> [Problem requirements]:
Search the material for the string "label" and copy each line where it occurs.

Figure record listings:
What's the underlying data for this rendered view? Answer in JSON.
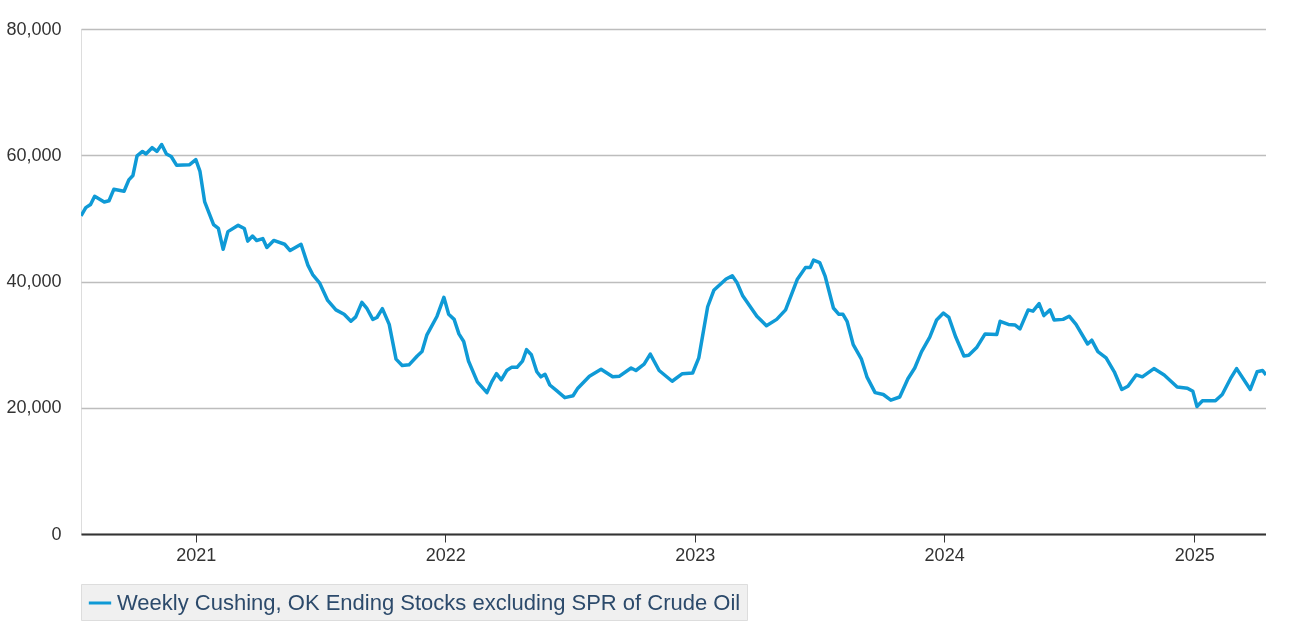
{
  "chart_data": {
    "type": "line",
    "x": [
      "2020-07-17",
      "2020-07-24",
      "2020-07-31",
      "2020-08-06",
      "2020-08-20",
      "2020-08-27",
      "2020-09-03",
      "2020-09-18",
      "2020-09-25",
      "2020-10-01",
      "2020-10-07",
      "2020-10-15",
      "2020-10-20",
      "2020-10-29",
      "2020-11-05",
      "2020-11-12",
      "2020-11-19",
      "2020-11-26",
      "2020-12-04",
      "2020-12-23",
      "2021-01-01",
      "2021-01-07",
      "2021-01-14",
      "2021-01-27",
      "2021-02-03",
      "2021-02-10",
      "2021-02-17",
      "2021-03-04",
      "2021-03-13",
      "2021-03-18",
      "2021-03-25",
      "2021-03-31",
      "2021-04-09",
      "2021-04-15",
      "2021-04-25",
      "2021-05-11",
      "2021-05-19",
      "2021-06-04",
      "2021-06-14",
      "2021-06-21",
      "2021-07-01",
      "2021-07-13",
      "2021-07-25",
      "2021-08-06",
      "2021-08-16",
      "2021-08-23",
      "2021-09-01",
      "2021-09-08",
      "2021-09-17",
      "2021-09-23",
      "2021-10-01",
      "2021-10-11",
      "2021-10-21",
      "2021-10-30",
      "2021-11-09",
      "2021-11-21",
      "2021-11-28",
      "2021-12-05",
      "2021-12-20",
      "2021-12-30",
      "2022-01-06",
      "2022-01-14",
      "2022-01-21",
      "2022-01-28",
      "2022-02-04",
      "2022-02-17",
      "2022-03-03",
      "2022-03-10",
      "2022-03-17",
      "2022-03-24",
      "2022-04-01",
      "2022-04-08",
      "2022-04-16",
      "2022-04-24",
      "2022-04-30",
      "2022-05-07",
      "2022-05-15",
      "2022-05-21",
      "2022-05-27",
      "2022-06-03",
      "2022-06-13",
      "2022-06-25",
      "2022-07-07",
      "2022-07-14",
      "2022-07-31",
      "2022-08-17",
      "2022-09-03",
      "2022-09-13",
      "2022-09-30",
      "2022-10-07",
      "2022-10-19",
      "2022-10-28",
      "2022-11-10",
      "2022-11-29",
      "2022-12-14",
      "2022-12-29",
      "2023-01-07",
      "2023-01-20",
      "2023-01-29",
      "2023-02-16",
      "2023-02-25",
      "2023-03-04",
      "2023-03-12",
      "2023-04-02",
      "2023-04-16",
      "2023-05-01",
      "2023-05-14",
      "2023-05-31",
      "2023-06-12",
      "2023-06-19",
      "2023-06-24",
      "2023-07-03",
      "2023-07-11",
      "2023-07-23",
      "2023-07-31",
      "2023-08-06",
      "2023-08-12",
      "2023-08-21",
      "2023-09-02",
      "2023-09-10",
      "2023-09-22",
      "2023-10-04",
      "2023-10-15",
      "2023-10-28",
      "2023-11-09",
      "2023-11-19",
      "2023-11-29",
      "2023-12-11",
      "2023-12-21",
      "2023-12-31",
      "2024-01-08",
      "2024-01-18",
      "2024-01-30",
      "2024-02-06",
      "2024-02-18",
      "2024-03-01",
      "2024-03-18",
      "2024-03-23",
      "2024-04-04",
      "2024-04-14",
      "2024-04-21",
      "2024-05-03",
      "2024-05-10",
      "2024-05-19",
      "2024-05-26",
      "2024-06-04",
      "2024-06-10",
      "2024-06-23",
      "2024-07-02",
      "2024-07-12",
      "2024-07-29",
      "2024-08-04",
      "2024-08-13",
      "2024-08-25",
      "2024-09-06",
      "2024-09-17",
      "2024-09-26",
      "2024-10-08",
      "2024-10-17",
      "2024-11-03",
      "2024-11-18",
      "2024-12-07",
      "2024-12-22",
      "2024-12-30",
      "2025-01-05",
      "2025-01-13",
      "2025-02-01",
      "2025-02-11",
      "2025-02-23",
      "2025-03-04",
      "2025-03-24",
      "2025-04-03",
      "2025-04-11",
      "2025-04-16"
    ],
    "series": [
      {
        "name": "Weekly Cushing, OK Ending Stocks excluding SPR of Crude Oil",
        "color": "#0f9ad6",
        "values": [
          50400,
          51700,
          52200,
          53500,
          52600,
          52800,
          54600,
          54300,
          56100,
          56800,
          59900,
          60600,
          60200,
          61200,
          60600,
          61700,
          60200,
          59800,
          58400,
          58500,
          59300,
          57500,
          52600,
          49000,
          48400,
          45100,
          47900,
          48900,
          48400,
          46400,
          47200,
          46500,
          46800,
          45400,
          46500,
          45900,
          44900,
          45900,
          42600,
          41100,
          39800,
          37000,
          35500,
          34800,
          33700,
          34400,
          36700,
          35800,
          34000,
          34300,
          35700,
          33200,
          27700,
          26700,
          26800,
          28200,
          28900,
          31500,
          34500,
          37500,
          34800,
          34000,
          31700,
          30500,
          27400,
          24100,
          22400,
          24100,
          25400,
          24400,
          25900,
          26400,
          26400,
          27400,
          29200,
          28400,
          25700,
          24900,
          25300,
          23600,
          22700,
          21600,
          21900,
          23100,
          25000,
          26100,
          24900,
          25000,
          26300,
          25900,
          26900,
          28500,
          25900,
          24200,
          25400,
          25500,
          27900,
          36000,
          38600,
          40400,
          40900,
          39800,
          37800,
          34500,
          33000,
          34000,
          35500,
          40300,
          42200,
          42200,
          43400,
          43000,
          40800,
          35800,
          34800,
          34800,
          33700,
          30000,
          27700,
          24900,
          22400,
          22100,
          21200,
          21700,
          24600,
          26300,
          28900,
          31200,
          33900,
          35000,
          34300,
          31200,
          28200,
          28300,
          29600,
          31700,
          31600,
          33700,
          33200,
          33100,
          32500,
          35500,
          35300,
          36500,
          34600,
          35500,
          33900,
          34000,
          34500,
          33200,
          30100,
          30700,
          28900,
          27900,
          25700,
          22900,
          23400,
          25200,
          24900,
          26200,
          25200,
          23300,
          23100,
          22600,
          20200,
          21100,
          21100,
          22100,
          24600,
          26200,
          22900,
          25700,
          25900,
          25200
        ]
      }
    ],
    "xlim": [
      "2020-07-17",
      "2025-04-16"
    ],
    "xticks": [
      "2021",
      "2022",
      "2023",
      "2024",
      "2025"
    ],
    "ylim": [
      0,
      80000
    ],
    "yticks": [
      0,
      {
        "value": 20000,
        "label": "20,000"
      },
      {
        "value": 40000,
        "label": "40,000"
      },
      {
        "value": 60000,
        "label": "60,000"
      },
      {
        "value": 80000,
        "label": "80,000"
      }
    ],
    "grid": "y",
    "legend": "bottom",
    "marker": "none",
    "line_style": "solid"
  }
}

> [Written solution]:
        "label": "20,000"
        "label": "40,000"
        "label": "60,000"
        "label": "80,000"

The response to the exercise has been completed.